____ ENTRIES SHOWN

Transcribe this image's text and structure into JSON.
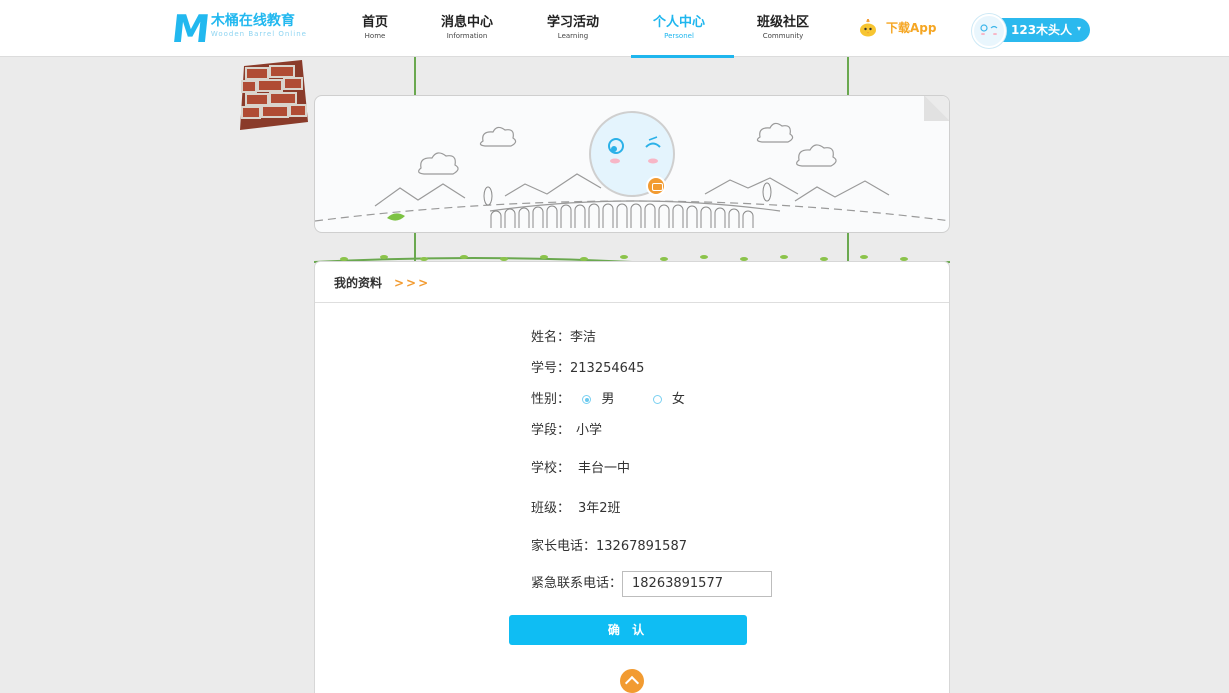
{
  "brand": {
    "name_cn": "木桶在线教育",
    "name_en": "Wooden Barrel Online"
  },
  "nav": [
    {
      "cn": "首页",
      "en": "Home"
    },
    {
      "cn": "消息中心",
      "en": "Information"
    },
    {
      "cn": "学习活动",
      "en": "Learning"
    },
    {
      "cn": "个人中心",
      "en": "Personel"
    },
    {
      "cn": "班级社区",
      "en": "Community"
    }
  ],
  "active_nav": "个人中心",
  "download_label": "下载App",
  "user": {
    "name": "123木头人",
    "caret": "▾"
  },
  "section": {
    "title": "我的资料",
    "arrows": ">>>"
  },
  "profile": {
    "name_label": "姓名：",
    "name": "李洁",
    "id_label": "学号：",
    "id": "213254645",
    "gender_label": "性别：",
    "male": "男",
    "female": "女",
    "gender_selected": "男",
    "stage_label": "学段：",
    "stage": "小学",
    "school_label": "学校：",
    "school": "丰台一中",
    "class_label": "班级：",
    "class": "3年2班",
    "parent_phone_label": "家长电话：",
    "parent_phone": "13267891587",
    "emergency_label": "紧急联系电话：",
    "emergency_phone": "18263891577"
  },
  "confirm_label": "确 认",
  "colors": {
    "accent": "#1fb6ee",
    "orange": "#f29b31",
    "button": "#0fbdf3"
  },
  "icons": [
    "bird-icon",
    "caret-down-icon",
    "camera-icon",
    "arrow-up-icon",
    "radio-icon"
  ]
}
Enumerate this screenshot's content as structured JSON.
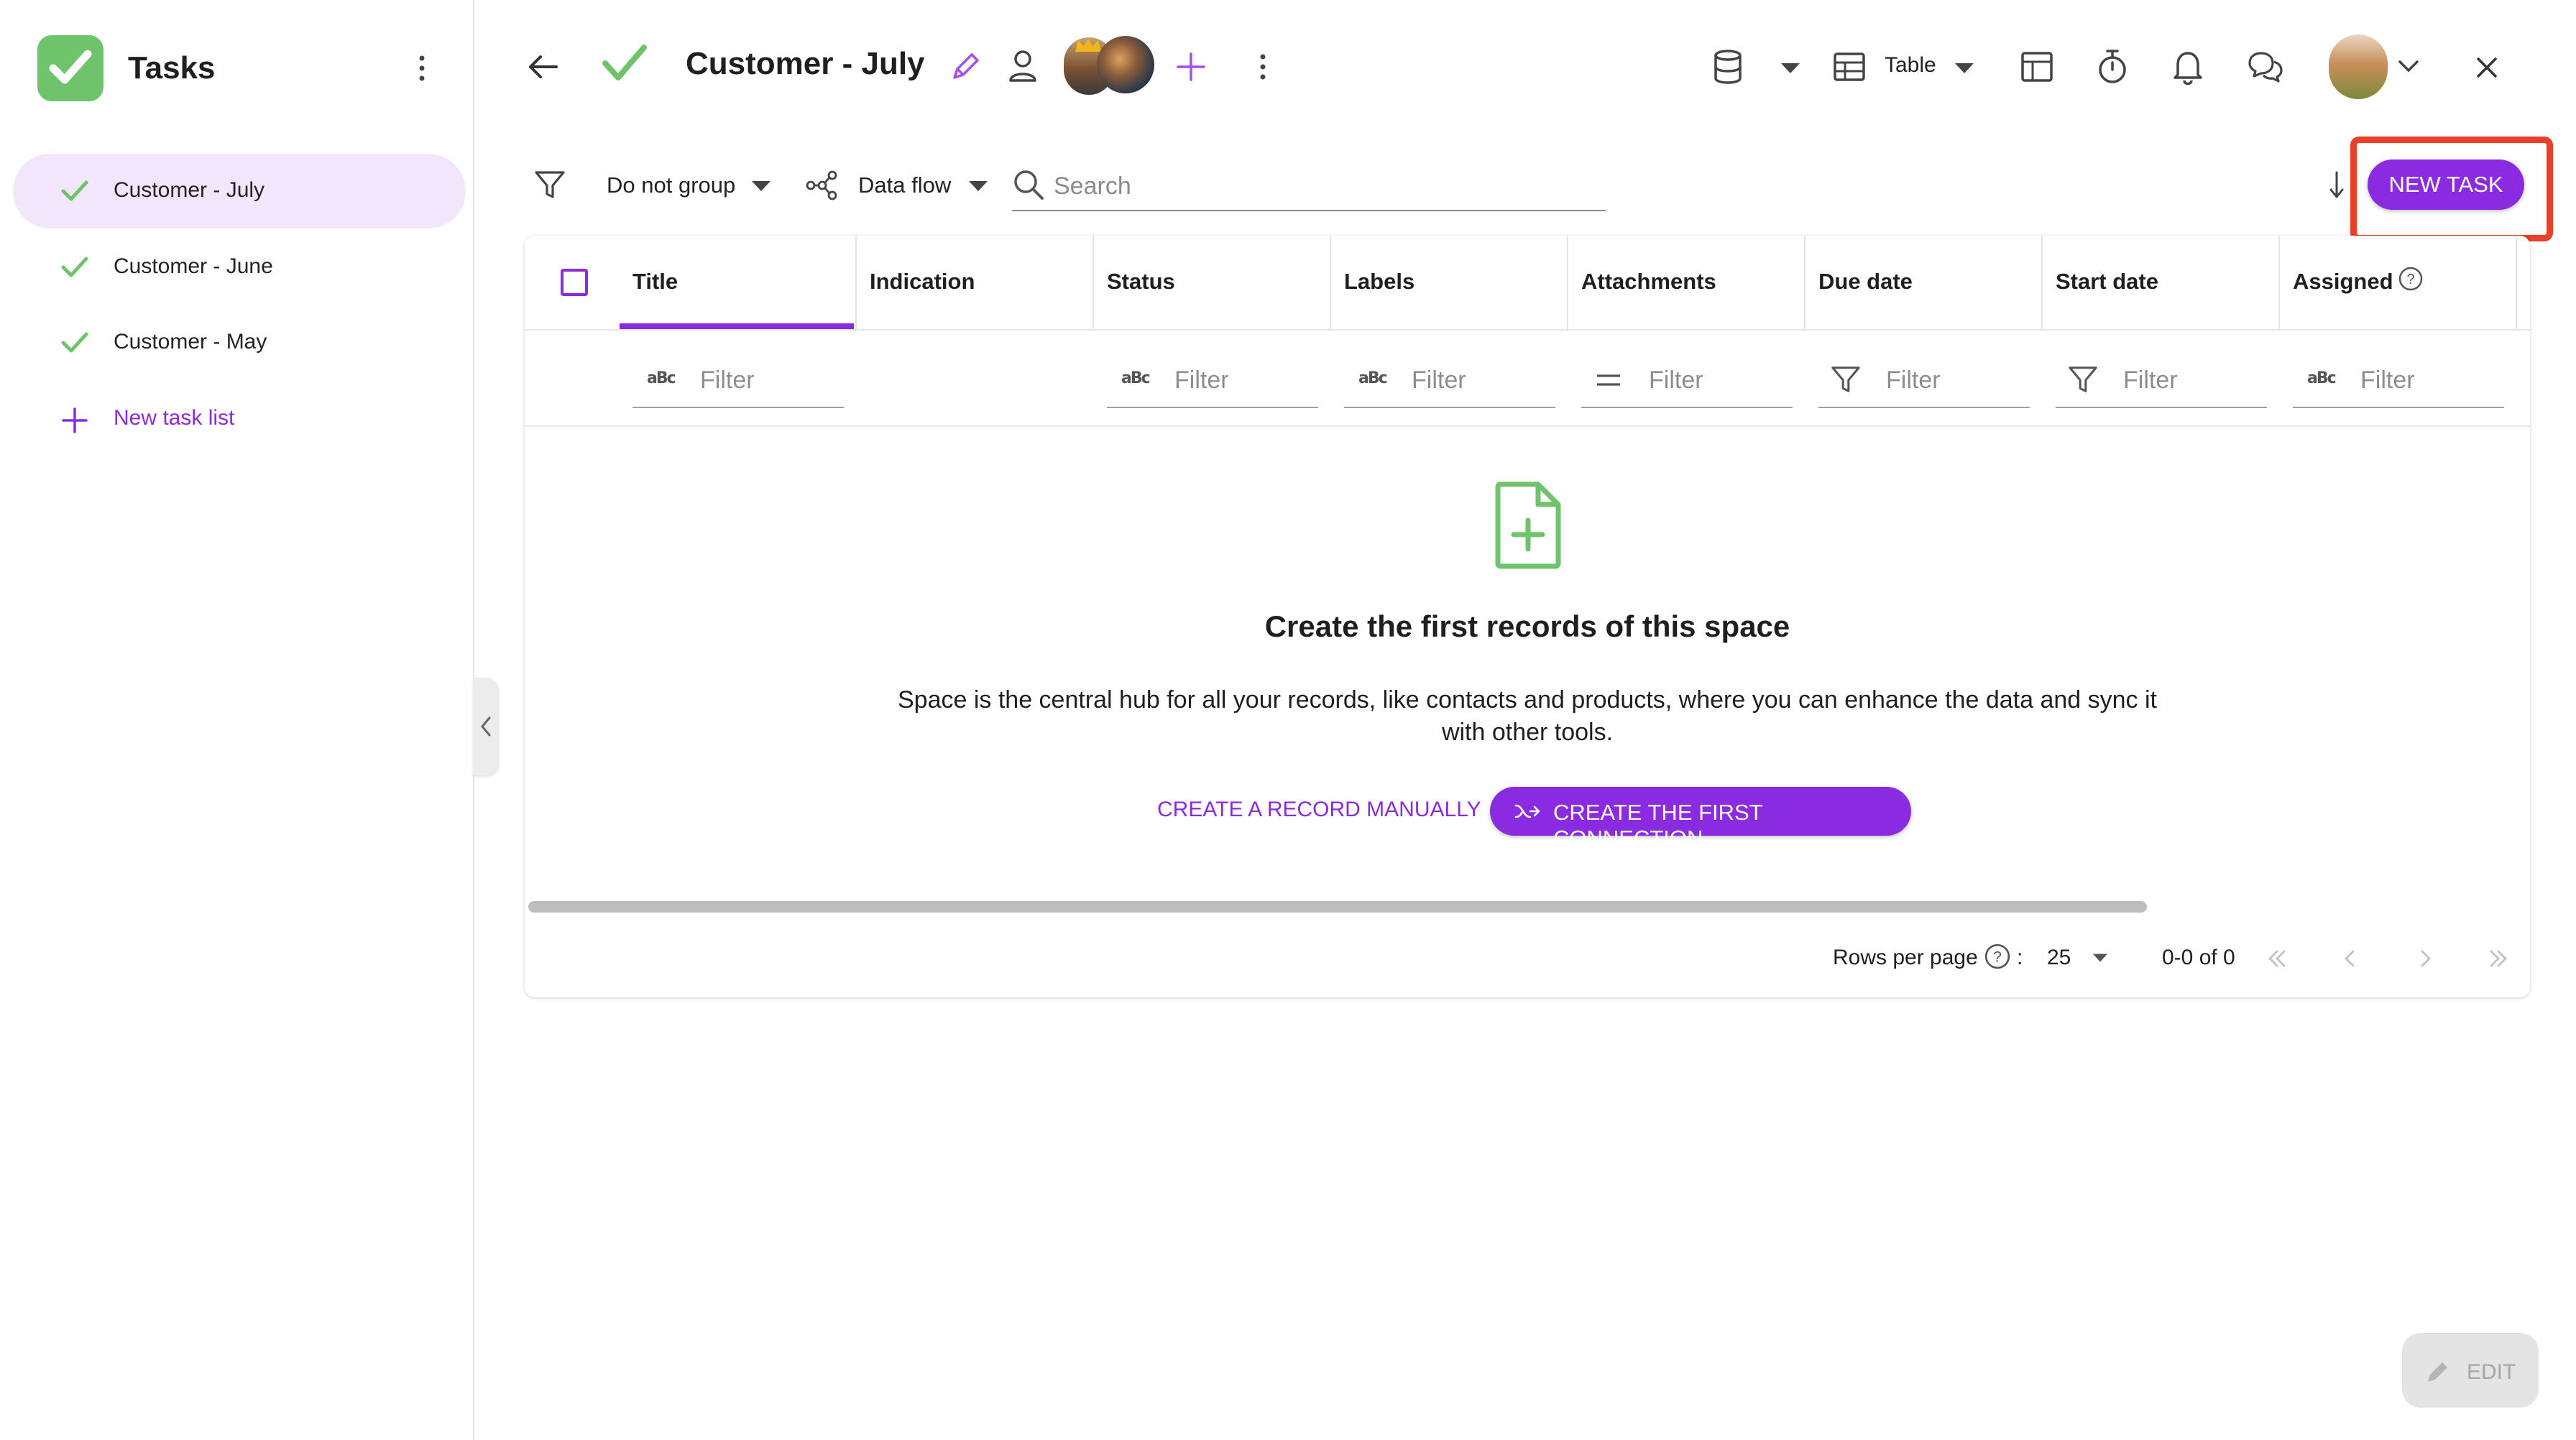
{
  "sidebar": {
    "app_title": "Tasks",
    "items": [
      {
        "label": "Customer - July",
        "active": true
      },
      {
        "label": "Customer - June",
        "active": false
      },
      {
        "label": "Customer - May",
        "active": false
      }
    ],
    "new_list_label": "New task list"
  },
  "header": {
    "title": "Customer - July",
    "view_label": "Table"
  },
  "toolbar": {
    "group_label": "Do not group",
    "dataflow_label": "Data flow",
    "search_placeholder": "Search",
    "new_task_label": "NEW TASK"
  },
  "table": {
    "columns": [
      {
        "title": "Title"
      },
      {
        "title": "Indication"
      },
      {
        "title": "Status"
      },
      {
        "title": "Labels"
      },
      {
        "title": "Attachments"
      },
      {
        "title": "Due date"
      },
      {
        "title": "Start date"
      },
      {
        "title": "Assigned"
      }
    ],
    "filter_placeholder": "Filter",
    "abc_glyph": "aBc"
  },
  "empty_state": {
    "title": "Create the first records of this space",
    "description": "Space is the central hub for all your records, like contacts and products, where you can enhance the data and sync it with other tools.",
    "manual_label": "CREATE A RECORD MANUALLY",
    "connection_label": "CREATE THE FIRST CONNECTION"
  },
  "pagination": {
    "rows_per_page_label": "Rows per page",
    "colon": ":",
    "rows_per_page_value": "25",
    "range": "0-0 of 0"
  },
  "fab": {
    "edit_label": "EDIT"
  },
  "colors": {
    "accent": "#8a2be2",
    "green": "#6fc36b",
    "highlight": "#e8402a"
  }
}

________

• BRIEF: How many lines of these entries hold the string "JSON"? Answer with the number alone.

• RESPONSE TO THE TASK: 2